DATASET ENTRIES:

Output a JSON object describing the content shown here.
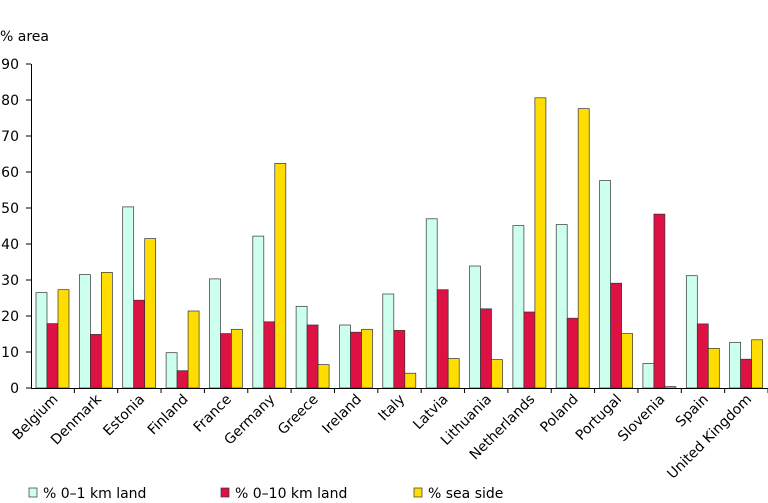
{
  "chart_data": {
    "type": "bar",
    "ylabel": "% area",
    "ylim": [
      0,
      90
    ],
    "yticks": [
      0,
      10,
      20,
      30,
      40,
      50,
      60,
      70,
      80,
      90
    ],
    "grid": false,
    "legend_position": "bottom",
    "categories": [
      "Belgium",
      "Denmark",
      "Estonia",
      "Finland",
      "France",
      "Germany",
      "Greece",
      "Ireland",
      "Italy",
      "Latvia",
      "Lithuania",
      "Netherlands",
      "Poland",
      "Portugal",
      "Slovenia",
      "Spain",
      "United Kingdom"
    ],
    "series": [
      {
        "name": "% 0–1 km land",
        "color": "#ccffee",
        "values": [
          26.5,
          31.5,
          50.3,
          9.8,
          30.3,
          42.2,
          22.7,
          17.5,
          26.1,
          47.0,
          33.9,
          45.1,
          45.4,
          57.6,
          6.8,
          31.2,
          12.7
        ]
      },
      {
        "name": "% 0–10 km land",
        "color": "#dd1144",
        "values": [
          17.9,
          14.9,
          24.4,
          4.8,
          15.1,
          18.4,
          17.5,
          15.5,
          16.0,
          27.3,
          22.0,
          21.1,
          19.4,
          29.1,
          48.3,
          17.8,
          8.0
        ]
      },
      {
        "name": "% sea side",
        "color": "#ffdd00",
        "values": [
          27.3,
          32.1,
          41.5,
          21.4,
          16.3,
          62.4,
          6.5,
          16.3,
          4.1,
          8.2,
          7.9,
          80.6,
          77.6,
          15.1,
          0.4,
          11.0,
          13.4
        ]
      }
    ]
  }
}
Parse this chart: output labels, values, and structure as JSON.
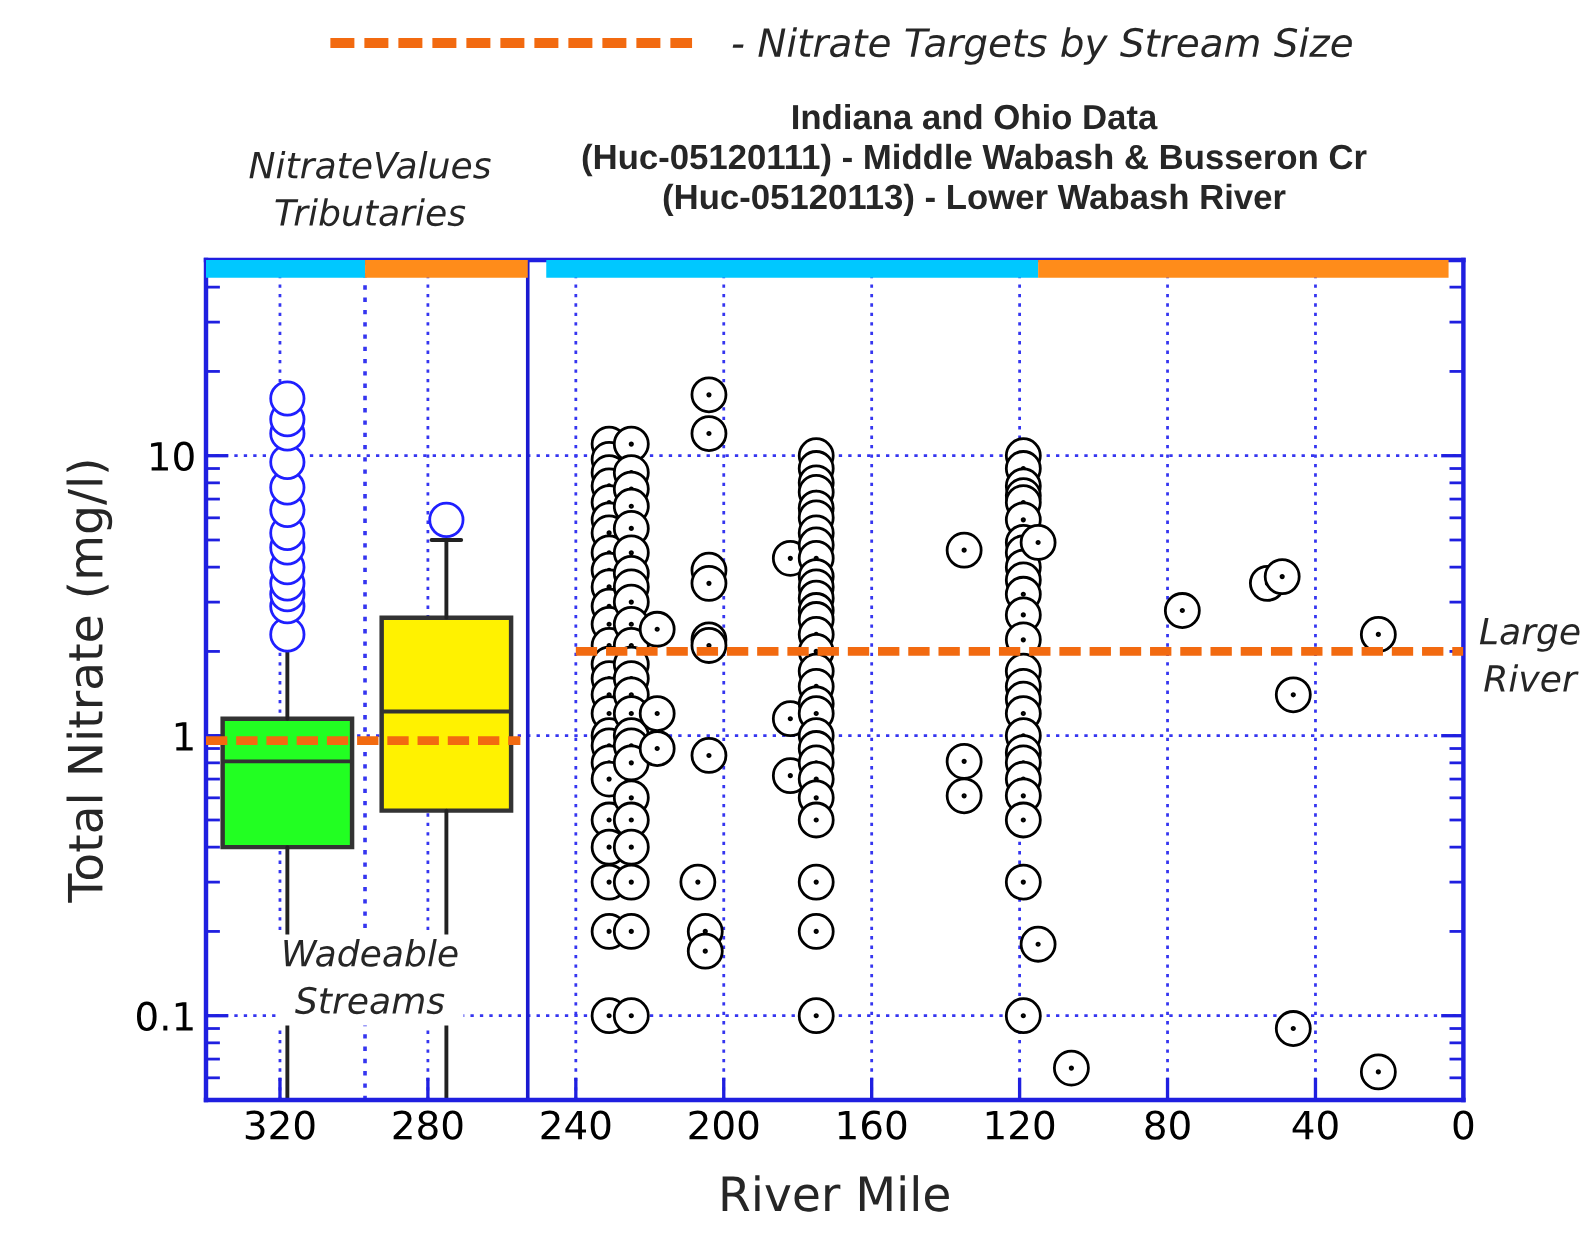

TASK DIRECTIONS:
The records shown above are to be repeated exactly, with the pictures left out.

COMPLETE OUTPUT:
Output a JSON object describing the content shown here.
{
  "chart_data": {
    "type": "bar",
    "ylabel": "% area",
    "ylim": [
      0,
      90
    ],
    "yticks": [
      0,
      10,
      20,
      30,
      40,
      50,
      60,
      70,
      80,
      90
    ],
    "grid": false,
    "legend_position": "bottom",
    "categories": [
      "Belgium",
      "Denmark",
      "Estonia",
      "Finland",
      "France",
      "Germany",
      "Greece",
      "Ireland",
      "Italy",
      "Latvia",
      "Lithuania",
      "Netherlands",
      "Poland",
      "Portugal",
      "Slovenia",
      "Spain",
      "United Kingdom"
    ],
    "series": [
      {
        "name": "% 0–1 km land",
        "color": "#ccffee",
        "values": [
          26.5,
          31.5,
          50.3,
          9.8,
          30.3,
          42.2,
          22.7,
          17.5,
          26.1,
          47.0,
          33.9,
          45.1,
          45.4,
          57.6,
          6.8,
          31.2,
          12.7
        ]
      },
      {
        "name": "% 0–10 km land",
        "color": "#dd1144",
        "values": [
          17.9,
          14.9,
          24.4,
          4.8,
          15.1,
          18.4,
          17.5,
          15.5,
          16.0,
          27.3,
          22.0,
          21.1,
          19.4,
          29.1,
          48.3,
          17.8,
          8.0
        ]
      },
      {
        "name": "% sea side",
        "color": "#ffdd00",
        "values": [
          27.3,
          32.1,
          41.5,
          21.4,
          16.3,
          62.4,
          6.5,
          16.3,
          4.1,
          8.2,
          7.9,
          80.6,
          77.6,
          15.1,
          0.4,
          11.0,
          13.4
        ]
      }
    ]
  }
}
Parse this chart: output labels, values, and structure as JSON.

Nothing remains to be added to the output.